TASK GOAL
Scan the data below for the string "レジュメNo". Show every line where it turns up.

====

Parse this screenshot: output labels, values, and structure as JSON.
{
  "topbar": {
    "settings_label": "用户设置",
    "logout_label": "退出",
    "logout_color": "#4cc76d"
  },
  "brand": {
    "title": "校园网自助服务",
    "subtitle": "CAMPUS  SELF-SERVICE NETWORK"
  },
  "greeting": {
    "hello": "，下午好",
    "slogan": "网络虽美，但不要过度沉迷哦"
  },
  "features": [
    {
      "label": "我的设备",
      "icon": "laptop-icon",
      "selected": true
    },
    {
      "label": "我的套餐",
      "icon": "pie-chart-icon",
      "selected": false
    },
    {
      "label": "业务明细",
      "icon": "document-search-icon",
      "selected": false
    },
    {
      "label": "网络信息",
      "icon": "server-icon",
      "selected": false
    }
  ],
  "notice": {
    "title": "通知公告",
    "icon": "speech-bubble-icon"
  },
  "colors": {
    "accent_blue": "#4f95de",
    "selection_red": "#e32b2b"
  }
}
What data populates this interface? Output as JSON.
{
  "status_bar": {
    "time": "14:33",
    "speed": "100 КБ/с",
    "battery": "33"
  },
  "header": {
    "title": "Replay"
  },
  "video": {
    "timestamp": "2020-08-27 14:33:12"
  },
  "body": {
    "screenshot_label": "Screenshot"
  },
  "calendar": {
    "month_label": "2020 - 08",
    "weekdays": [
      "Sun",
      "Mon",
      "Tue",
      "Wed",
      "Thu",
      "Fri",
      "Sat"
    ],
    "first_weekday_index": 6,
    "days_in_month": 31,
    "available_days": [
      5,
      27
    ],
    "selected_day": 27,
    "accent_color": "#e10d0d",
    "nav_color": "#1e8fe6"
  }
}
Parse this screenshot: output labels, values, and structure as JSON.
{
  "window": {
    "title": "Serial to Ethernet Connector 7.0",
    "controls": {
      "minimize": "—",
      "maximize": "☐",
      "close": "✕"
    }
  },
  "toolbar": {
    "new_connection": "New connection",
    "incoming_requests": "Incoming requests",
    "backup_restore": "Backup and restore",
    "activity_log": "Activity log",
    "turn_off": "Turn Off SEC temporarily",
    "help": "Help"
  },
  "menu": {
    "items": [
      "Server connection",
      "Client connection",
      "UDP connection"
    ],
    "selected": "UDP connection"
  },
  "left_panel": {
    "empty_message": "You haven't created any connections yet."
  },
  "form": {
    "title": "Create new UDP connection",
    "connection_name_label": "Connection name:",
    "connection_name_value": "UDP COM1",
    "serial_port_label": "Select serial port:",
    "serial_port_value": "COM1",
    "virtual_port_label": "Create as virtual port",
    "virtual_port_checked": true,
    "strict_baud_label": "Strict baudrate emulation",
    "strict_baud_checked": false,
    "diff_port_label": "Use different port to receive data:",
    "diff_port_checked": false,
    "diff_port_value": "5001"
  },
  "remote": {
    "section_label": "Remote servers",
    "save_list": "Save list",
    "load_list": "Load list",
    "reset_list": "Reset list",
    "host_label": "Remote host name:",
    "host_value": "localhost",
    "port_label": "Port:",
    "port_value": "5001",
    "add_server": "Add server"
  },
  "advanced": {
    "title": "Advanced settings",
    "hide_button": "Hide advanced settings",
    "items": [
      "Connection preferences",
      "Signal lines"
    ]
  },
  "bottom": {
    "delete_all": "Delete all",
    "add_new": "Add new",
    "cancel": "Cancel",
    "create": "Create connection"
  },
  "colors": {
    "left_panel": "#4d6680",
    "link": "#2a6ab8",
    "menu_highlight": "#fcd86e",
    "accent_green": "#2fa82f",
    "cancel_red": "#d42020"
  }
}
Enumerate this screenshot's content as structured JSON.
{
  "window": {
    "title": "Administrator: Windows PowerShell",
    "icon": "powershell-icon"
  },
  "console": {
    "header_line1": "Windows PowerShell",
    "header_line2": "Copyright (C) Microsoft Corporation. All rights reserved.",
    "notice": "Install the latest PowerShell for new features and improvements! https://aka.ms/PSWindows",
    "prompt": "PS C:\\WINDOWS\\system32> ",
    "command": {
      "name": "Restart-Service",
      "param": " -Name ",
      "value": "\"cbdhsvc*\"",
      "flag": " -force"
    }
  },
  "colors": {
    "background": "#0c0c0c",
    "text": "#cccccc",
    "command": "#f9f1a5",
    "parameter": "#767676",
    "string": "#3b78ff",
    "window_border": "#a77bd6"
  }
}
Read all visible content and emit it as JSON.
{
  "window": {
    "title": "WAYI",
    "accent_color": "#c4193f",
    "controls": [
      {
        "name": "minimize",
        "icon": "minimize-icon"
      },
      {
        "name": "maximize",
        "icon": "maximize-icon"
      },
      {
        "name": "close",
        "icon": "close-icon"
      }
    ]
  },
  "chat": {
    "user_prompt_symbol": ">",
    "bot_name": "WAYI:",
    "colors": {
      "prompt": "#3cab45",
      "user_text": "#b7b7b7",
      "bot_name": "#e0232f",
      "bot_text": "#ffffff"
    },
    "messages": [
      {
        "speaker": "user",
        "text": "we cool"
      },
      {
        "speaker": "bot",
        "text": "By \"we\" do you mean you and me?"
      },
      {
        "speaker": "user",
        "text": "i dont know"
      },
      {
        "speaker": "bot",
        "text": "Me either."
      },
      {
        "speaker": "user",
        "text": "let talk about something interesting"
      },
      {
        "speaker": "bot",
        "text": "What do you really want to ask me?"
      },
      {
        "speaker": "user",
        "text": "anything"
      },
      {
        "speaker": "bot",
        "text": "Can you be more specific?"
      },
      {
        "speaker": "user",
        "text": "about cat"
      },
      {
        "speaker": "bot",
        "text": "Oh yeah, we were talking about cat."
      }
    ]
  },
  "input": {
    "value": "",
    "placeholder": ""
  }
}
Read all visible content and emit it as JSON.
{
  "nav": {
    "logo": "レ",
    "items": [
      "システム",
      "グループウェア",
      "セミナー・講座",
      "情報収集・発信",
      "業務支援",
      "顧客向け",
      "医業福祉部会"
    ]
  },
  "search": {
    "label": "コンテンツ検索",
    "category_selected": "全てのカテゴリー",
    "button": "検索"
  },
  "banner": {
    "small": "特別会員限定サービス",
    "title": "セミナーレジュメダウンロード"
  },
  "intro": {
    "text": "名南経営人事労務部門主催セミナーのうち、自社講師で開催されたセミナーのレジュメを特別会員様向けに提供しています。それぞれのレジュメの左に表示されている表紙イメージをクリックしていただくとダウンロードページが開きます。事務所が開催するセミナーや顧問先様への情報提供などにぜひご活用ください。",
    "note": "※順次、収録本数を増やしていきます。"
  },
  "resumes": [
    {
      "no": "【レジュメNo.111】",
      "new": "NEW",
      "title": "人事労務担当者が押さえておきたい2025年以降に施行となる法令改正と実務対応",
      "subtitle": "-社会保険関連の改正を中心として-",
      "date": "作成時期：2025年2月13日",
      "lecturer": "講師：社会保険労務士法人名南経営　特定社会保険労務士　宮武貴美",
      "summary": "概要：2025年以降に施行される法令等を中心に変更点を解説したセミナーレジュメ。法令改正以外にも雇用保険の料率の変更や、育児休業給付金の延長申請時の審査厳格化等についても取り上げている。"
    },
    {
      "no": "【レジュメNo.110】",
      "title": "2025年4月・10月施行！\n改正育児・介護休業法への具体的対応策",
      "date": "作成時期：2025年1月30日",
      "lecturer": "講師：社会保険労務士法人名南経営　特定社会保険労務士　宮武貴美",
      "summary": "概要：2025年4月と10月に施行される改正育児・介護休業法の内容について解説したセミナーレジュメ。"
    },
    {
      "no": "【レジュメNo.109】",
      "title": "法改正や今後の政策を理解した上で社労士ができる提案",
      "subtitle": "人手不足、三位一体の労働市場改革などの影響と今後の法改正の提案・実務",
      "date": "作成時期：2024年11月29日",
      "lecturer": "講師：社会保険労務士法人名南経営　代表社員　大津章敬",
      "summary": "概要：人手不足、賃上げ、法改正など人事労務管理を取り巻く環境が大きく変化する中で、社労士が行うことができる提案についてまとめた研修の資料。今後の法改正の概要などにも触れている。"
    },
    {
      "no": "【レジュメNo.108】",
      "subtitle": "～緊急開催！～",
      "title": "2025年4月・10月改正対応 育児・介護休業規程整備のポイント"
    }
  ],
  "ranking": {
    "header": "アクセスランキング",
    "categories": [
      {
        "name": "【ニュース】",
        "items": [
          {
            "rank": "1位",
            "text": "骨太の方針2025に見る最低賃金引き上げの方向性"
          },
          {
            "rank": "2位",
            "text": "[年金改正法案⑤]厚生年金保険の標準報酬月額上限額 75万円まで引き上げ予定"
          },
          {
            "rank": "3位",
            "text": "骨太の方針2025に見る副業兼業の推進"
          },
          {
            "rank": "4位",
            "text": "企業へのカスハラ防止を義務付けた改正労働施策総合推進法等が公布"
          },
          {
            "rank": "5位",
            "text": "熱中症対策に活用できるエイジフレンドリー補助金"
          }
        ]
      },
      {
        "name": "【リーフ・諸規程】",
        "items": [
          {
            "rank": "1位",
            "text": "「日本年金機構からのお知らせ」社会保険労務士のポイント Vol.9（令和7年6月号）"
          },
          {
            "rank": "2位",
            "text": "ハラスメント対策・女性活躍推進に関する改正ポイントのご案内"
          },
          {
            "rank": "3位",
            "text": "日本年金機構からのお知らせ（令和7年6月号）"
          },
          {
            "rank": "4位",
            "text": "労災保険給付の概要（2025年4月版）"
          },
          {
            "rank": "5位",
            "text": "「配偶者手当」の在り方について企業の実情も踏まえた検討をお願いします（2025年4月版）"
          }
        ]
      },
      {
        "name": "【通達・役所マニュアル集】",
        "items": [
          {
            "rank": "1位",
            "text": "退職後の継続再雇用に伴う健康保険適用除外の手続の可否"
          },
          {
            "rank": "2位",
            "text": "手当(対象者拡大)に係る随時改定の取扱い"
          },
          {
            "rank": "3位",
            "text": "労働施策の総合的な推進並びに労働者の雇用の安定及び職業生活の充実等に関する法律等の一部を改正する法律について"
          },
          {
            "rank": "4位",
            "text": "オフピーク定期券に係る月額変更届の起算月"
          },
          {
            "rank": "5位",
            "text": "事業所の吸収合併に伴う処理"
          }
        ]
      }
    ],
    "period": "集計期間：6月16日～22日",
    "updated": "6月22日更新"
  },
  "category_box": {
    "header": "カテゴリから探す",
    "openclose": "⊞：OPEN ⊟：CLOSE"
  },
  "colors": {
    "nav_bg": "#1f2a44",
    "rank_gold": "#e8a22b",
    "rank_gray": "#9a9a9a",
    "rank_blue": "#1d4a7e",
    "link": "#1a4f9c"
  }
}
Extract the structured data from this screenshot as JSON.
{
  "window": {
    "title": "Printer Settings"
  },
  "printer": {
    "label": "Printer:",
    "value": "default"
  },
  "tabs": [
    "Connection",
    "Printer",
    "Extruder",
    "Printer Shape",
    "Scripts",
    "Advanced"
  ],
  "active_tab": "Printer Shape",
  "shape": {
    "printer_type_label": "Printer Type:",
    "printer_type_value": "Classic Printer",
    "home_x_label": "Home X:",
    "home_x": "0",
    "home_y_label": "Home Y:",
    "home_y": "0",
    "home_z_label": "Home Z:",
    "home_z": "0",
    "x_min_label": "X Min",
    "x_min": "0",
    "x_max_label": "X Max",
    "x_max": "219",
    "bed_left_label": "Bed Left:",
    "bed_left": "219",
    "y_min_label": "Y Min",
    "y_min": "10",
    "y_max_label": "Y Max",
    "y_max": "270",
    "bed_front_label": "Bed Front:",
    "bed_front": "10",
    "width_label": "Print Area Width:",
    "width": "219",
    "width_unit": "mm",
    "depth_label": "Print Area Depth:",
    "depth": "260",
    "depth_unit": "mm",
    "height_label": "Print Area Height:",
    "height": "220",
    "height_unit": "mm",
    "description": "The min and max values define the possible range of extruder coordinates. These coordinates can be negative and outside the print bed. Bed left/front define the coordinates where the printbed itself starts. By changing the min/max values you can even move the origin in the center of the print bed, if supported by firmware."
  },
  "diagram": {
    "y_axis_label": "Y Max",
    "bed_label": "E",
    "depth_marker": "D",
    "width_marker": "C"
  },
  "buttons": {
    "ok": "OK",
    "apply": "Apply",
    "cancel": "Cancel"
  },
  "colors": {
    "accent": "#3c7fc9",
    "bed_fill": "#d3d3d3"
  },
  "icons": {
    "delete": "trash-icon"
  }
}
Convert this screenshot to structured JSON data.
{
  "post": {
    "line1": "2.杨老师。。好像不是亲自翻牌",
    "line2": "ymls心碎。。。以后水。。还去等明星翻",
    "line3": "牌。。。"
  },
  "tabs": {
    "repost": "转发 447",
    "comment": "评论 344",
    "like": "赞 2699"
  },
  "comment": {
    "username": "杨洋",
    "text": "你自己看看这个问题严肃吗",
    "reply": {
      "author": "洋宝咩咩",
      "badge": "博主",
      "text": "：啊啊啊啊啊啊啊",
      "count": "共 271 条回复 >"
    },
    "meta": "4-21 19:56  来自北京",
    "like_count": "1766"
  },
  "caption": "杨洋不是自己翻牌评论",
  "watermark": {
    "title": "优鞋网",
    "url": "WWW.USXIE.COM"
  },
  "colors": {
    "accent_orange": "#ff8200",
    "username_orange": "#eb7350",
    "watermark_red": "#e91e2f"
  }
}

====

RESULT OF THE TASK
      "no": "【レジュメNo.111】",
      "no": "【レジュメNo.110】",
      "no": "【レジュメNo.109】",
      "no": "【レジュメNo.108】",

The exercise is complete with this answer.